TASK TO CARRY OUT:
The records below must be retyped exactly.

DATASET RECORDS:
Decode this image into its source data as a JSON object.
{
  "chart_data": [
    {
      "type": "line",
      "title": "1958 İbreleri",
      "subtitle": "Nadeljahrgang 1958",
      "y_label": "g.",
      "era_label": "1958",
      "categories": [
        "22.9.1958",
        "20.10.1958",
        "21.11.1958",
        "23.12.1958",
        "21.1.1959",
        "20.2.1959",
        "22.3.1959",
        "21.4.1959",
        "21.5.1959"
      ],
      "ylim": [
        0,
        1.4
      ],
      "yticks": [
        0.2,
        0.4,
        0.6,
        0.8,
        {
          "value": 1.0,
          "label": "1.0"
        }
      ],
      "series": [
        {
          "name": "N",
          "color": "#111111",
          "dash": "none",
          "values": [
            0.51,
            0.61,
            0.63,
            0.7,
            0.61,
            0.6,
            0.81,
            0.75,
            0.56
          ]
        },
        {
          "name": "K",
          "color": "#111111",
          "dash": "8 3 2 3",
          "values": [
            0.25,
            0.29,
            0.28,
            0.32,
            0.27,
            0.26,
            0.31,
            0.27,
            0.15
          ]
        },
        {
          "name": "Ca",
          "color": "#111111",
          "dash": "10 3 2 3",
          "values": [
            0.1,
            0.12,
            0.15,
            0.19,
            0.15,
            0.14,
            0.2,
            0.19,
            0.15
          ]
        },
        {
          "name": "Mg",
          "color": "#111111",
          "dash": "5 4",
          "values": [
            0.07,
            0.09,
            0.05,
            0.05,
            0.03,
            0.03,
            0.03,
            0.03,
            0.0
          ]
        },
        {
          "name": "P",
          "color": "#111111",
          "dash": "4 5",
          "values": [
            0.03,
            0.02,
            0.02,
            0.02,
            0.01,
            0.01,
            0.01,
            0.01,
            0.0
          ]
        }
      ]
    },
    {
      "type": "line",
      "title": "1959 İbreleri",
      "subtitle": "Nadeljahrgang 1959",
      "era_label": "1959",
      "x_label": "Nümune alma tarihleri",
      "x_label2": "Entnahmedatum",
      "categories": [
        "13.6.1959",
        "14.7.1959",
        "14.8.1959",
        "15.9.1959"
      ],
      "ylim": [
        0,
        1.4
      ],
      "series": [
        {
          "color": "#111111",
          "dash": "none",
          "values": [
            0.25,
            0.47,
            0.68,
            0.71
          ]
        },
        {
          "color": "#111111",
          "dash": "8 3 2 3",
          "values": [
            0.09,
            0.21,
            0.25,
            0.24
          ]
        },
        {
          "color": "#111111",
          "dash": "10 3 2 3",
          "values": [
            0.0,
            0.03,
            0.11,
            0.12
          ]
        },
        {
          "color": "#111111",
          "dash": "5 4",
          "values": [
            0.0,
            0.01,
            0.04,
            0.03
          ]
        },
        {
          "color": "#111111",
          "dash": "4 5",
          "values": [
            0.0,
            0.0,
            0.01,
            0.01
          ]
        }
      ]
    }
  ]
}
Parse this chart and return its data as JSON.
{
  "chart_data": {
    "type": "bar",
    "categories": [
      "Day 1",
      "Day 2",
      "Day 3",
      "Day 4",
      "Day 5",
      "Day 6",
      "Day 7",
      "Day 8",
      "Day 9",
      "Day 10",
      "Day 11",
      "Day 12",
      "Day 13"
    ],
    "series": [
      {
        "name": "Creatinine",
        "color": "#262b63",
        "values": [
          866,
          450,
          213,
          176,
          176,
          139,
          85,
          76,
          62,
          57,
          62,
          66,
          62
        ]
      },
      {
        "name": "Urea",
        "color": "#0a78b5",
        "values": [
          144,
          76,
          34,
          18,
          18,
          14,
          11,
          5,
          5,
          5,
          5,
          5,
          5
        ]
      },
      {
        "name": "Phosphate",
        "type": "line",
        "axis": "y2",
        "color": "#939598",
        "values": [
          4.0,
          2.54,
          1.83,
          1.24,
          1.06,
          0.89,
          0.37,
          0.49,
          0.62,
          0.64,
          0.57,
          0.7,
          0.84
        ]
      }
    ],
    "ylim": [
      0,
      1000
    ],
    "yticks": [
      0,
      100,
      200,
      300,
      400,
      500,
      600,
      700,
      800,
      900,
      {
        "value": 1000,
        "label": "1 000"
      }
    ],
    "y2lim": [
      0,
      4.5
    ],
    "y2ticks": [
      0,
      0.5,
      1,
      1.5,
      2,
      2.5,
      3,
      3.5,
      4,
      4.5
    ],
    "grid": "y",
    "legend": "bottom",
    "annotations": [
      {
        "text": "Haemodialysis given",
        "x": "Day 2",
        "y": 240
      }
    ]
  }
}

SOLUTION BELOW:
Decode this image into its source data as a JSON object.
{
  "chart_data": [
    {
      "type": "line",
      "title": "1958 İbreleri",
      "subtitle": "Nadeljahrgang 1958",
      "y_label": "g.",
      "era_label": "1958",
      "categories": [
        "22.9.1958",
        "20.10.1958",
        "21.11.1958",
        "23.12.1958",
        "21.1.1959",
        "20.2.1959",
        "22.3.1959",
        "21.4.1959",
        "21.5.1959"
      ],
      "ylim": [
        0,
        1.4
      ],
      "yticks": [
        0.2,
        0.4,
        0.6,
        0.8,
        {
          "value": 1.0,
          "label": "1.0"
        }
      ],
      "series": [
        {
          "name": "N",
          "color": "#111111",
          "dash": "none",
          "values": [
            0.51,
            0.61,
            0.63,
            0.7,
            0.61,
            0.6,
            0.81,
            0.75,
            0.56
          ]
        },
        {
          "name": "K",
          "color": "#111111",
          "dash": "8 3 2 3",
          "values": [
            0.25,
            0.29,
            0.28,
            0.32,
            0.27,
            0.26,
            0.31,
            0.27,
            0.15
          ]
        },
        {
          "name": "Ca",
          "color": "#111111",
          "dash": "10 3 2 3",
          "values": [
            0.1,
            0.12,
            0.15,
            0.19,
            0.15,
            0.14,
            0.2,
            0.19,
            0.15
          ]
        },
        {
          "name": "Mg",
          "color": "#111111",
          "dash": "5 4",
          "values": [
            0.07,
            0.09,
            0.05,
            0.05,
            0.03,
            0.03,
            0.03,
            0.03,
            0.0
          ]
        },
        {
          "name": "P",
          "color": "#111111",
          "dash": "4 5",
          "values": [
            0.03,
            0.02,
            0.02,
            0.02,
            0.01,
            0.01,
            0.01,
            0.01,
            0.0
          ]
        }
      ]
    },
    {
      "type": "line",
      "title": "1959 İbreleri",
      "subtitle": "Nadeljahrgang 1959",
      "era_label": "1959",
      "x_label": "Nümune alma tarihleri",
      "x_label2": "Entnahmedatum",
      "categories": [
        "13.6.1959",
        "14.7.1959",
        "14.8.1959",
        "15.9.1959"
      ],
      "ylim": [
        0,
        1.4
      ],
      "series": [
        {
          "color": "#111111",
          "dash": "none",
          "values": [
            0.25,
            0.47,
            0.68,
            0.71
          ]
        },
        {
          "color": "#111111",
          "dash": "8 3 2 3",
          "values": [
            0.09,
            0.21,
            0.25,
            0.24
          ]
        },
        {
          "color": "#111111",
          "dash": "10 3 2 3",
          "values": [
            0.0,
            0.03,
            0.11,
            0.12
          ]
        },
        {
          "color": "#111111",
          "dash": "5 4",
          "values": [
            0.0,
            0.01,
            0.04,
            0.03
          ]
        },
        {
          "color": "#111111",
          "dash": "4 5",
          "values": [
            0.0,
            0.0,
            0.01,
            0.01
          ]
        }
      ]
    }
  ]
}
Parse this chart and return its data as JSON.
{
  "chart_data": {
    "type": "bar",
    "categories": [
      "Day 1",
      "Day 2",
      "Day 3",
      "Day 4",
      "Day 5",
      "Day 6",
      "Day 7",
      "Day 8",
      "Day 9",
      "Day 10",
      "Day 11",
      "Day 12",
      "Day 13"
    ],
    "series": [
      {
        "name": "Creatinine",
        "color": "#262b63",
        "values": [
          866,
          450,
          213,
          176,
          176,
          139,
          85,
          76,
          62,
          57,
          62,
          66,
          62
        ]
      },
      {
        "name": "Urea",
        "color": "#0a78b5",
        "values": [
          144,
          76,
          34,
          18,
          18,
          14,
          11,
          5,
          5,
          5,
          5,
          5,
          5
        ]
      },
      {
        "name": "Phosphate",
        "type": "line",
        "axis": "y2",
        "color": "#939598",
        "values": [
          4.0,
          2.54,
          1.83,
          1.24,
          1.06,
          0.89,
          0.37,
          0.49,
          0.62,
          0.64,
          0.57,
          0.7,
          0.84
        ]
      }
    ],
    "ylim": [
      0,
      1000
    ],
    "yticks": [
      0,
      100,
      200,
      300,
      400,
      500,
      600,
      700,
      800,
      900,
      {
        "value": 1000,
        "label": "1 000"
      }
    ],
    "y2lim": [
      0,
      4.5
    ],
    "y2ticks": [
      0,
      0.5,
      1,
      1.5,
      2,
      2.5,
      3,
      3.5,
      4,
      4.5
    ],
    "grid": "y",
    "legend": "bottom",
    "annotations": [
      {
        "text": "Haemodialysis given",
        "x": "Day 2",
        "y": 240
      }
    ]
  }
}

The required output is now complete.